DO THIS:
Pick out the lines below that include the string "text".

AVAILABLE DATA:
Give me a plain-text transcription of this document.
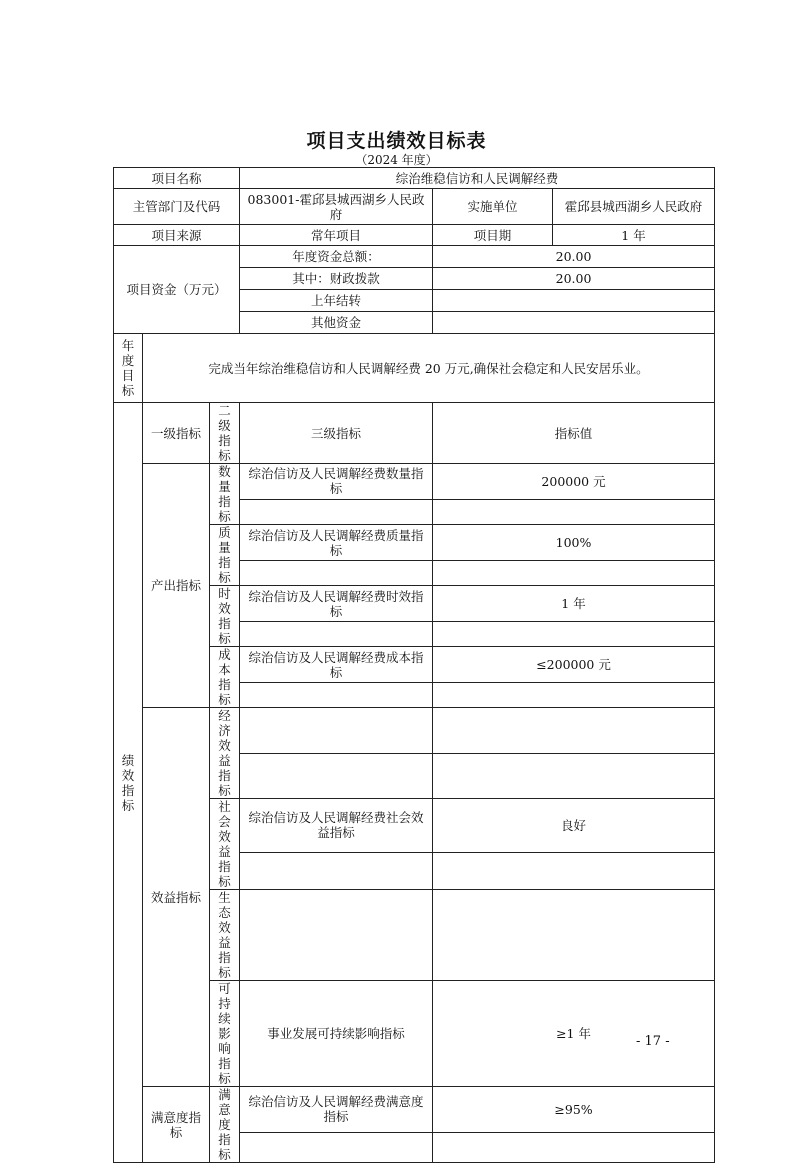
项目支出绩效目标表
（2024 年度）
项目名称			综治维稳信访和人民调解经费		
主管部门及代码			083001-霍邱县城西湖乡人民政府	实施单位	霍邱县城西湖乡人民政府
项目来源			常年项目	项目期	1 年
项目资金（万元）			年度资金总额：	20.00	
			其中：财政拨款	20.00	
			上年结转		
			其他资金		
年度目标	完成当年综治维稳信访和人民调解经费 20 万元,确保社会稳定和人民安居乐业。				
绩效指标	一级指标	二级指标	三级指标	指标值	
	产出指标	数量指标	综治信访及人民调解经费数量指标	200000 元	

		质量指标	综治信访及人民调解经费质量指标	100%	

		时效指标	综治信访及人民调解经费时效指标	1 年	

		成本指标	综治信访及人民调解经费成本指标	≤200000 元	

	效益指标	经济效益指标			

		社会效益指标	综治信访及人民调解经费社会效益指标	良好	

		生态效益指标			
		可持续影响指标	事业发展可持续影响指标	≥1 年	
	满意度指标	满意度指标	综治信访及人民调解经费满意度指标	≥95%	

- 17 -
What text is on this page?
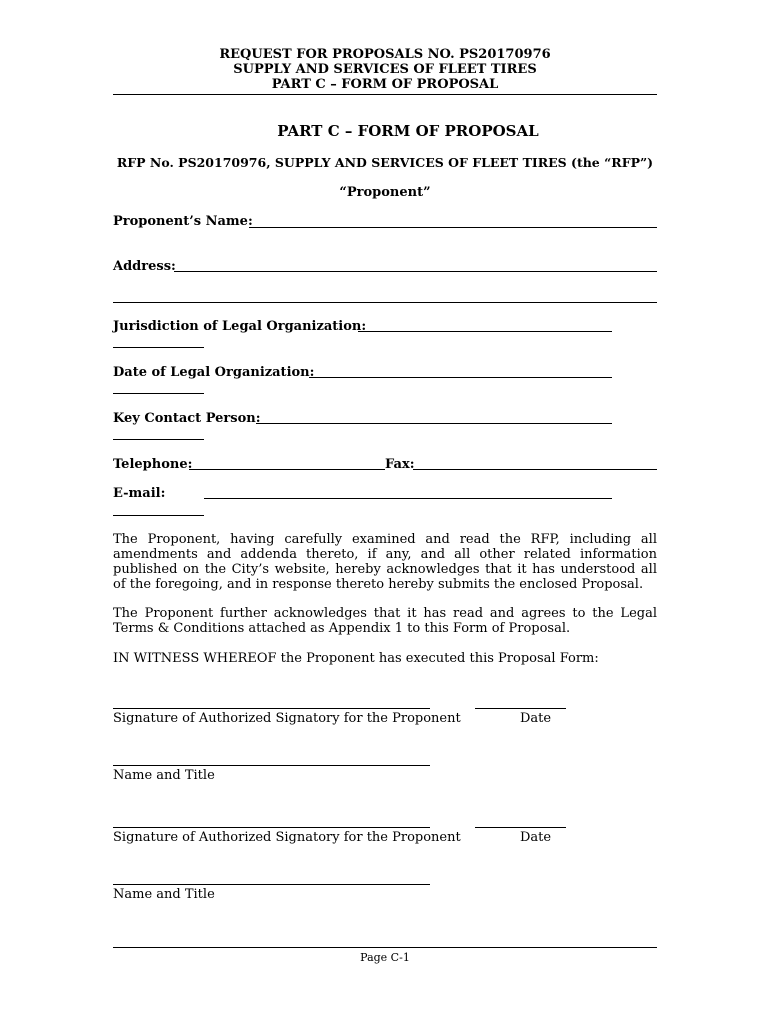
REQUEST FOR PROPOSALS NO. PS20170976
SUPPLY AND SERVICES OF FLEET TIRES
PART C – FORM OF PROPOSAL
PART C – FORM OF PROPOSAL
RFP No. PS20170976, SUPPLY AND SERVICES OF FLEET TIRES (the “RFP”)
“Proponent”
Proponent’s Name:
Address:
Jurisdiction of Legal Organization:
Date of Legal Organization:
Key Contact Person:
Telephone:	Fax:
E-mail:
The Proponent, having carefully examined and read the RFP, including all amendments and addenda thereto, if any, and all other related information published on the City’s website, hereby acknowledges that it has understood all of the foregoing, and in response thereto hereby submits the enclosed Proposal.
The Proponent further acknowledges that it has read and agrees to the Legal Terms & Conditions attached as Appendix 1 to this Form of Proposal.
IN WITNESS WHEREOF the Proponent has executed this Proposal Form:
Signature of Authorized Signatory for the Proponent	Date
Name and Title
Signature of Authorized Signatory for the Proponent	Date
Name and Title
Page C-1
...
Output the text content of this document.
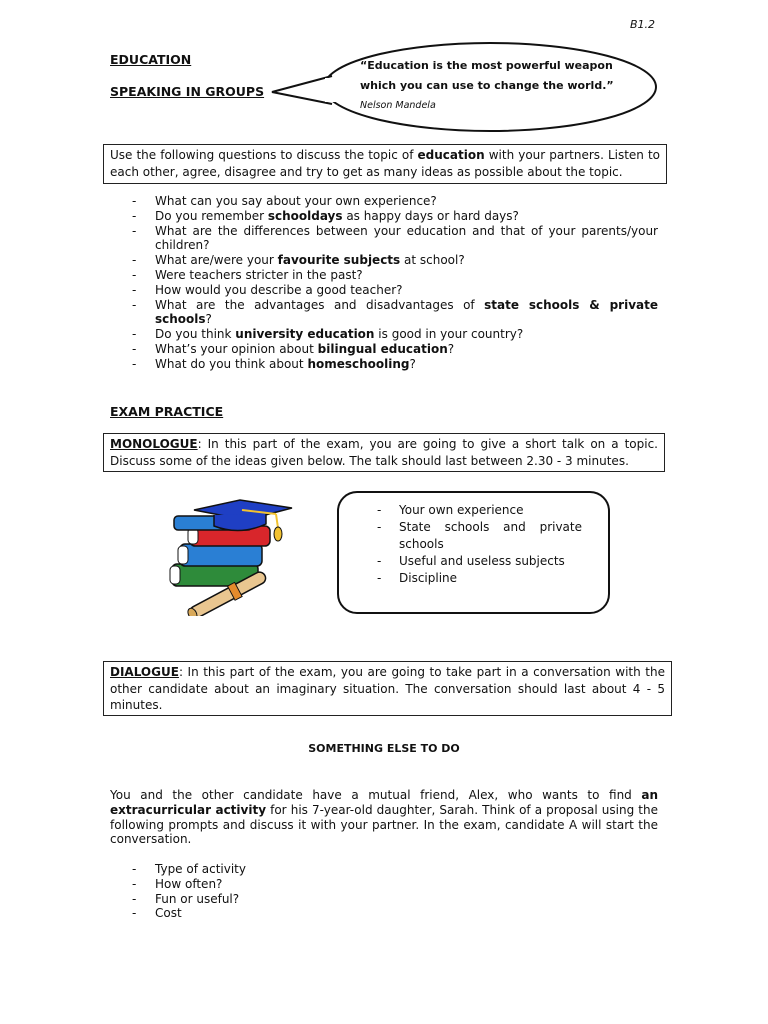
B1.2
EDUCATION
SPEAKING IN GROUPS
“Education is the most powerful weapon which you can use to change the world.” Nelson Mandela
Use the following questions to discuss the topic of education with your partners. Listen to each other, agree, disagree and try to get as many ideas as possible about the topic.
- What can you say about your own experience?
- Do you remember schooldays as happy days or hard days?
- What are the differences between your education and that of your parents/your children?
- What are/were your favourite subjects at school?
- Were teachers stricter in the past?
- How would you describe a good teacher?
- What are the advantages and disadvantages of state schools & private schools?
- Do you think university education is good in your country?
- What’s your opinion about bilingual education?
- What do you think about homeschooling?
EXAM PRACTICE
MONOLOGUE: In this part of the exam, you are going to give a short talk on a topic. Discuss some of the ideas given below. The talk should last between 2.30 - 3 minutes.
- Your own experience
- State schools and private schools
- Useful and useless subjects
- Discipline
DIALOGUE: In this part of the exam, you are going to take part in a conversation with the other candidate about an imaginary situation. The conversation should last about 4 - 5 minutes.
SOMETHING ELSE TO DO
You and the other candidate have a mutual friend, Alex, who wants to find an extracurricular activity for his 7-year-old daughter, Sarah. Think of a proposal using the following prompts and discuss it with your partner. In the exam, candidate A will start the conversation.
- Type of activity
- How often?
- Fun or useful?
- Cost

FINAL RESULT:
Give me a plain-text transcription of this document.
What text is on this page?
Output the text content of this document.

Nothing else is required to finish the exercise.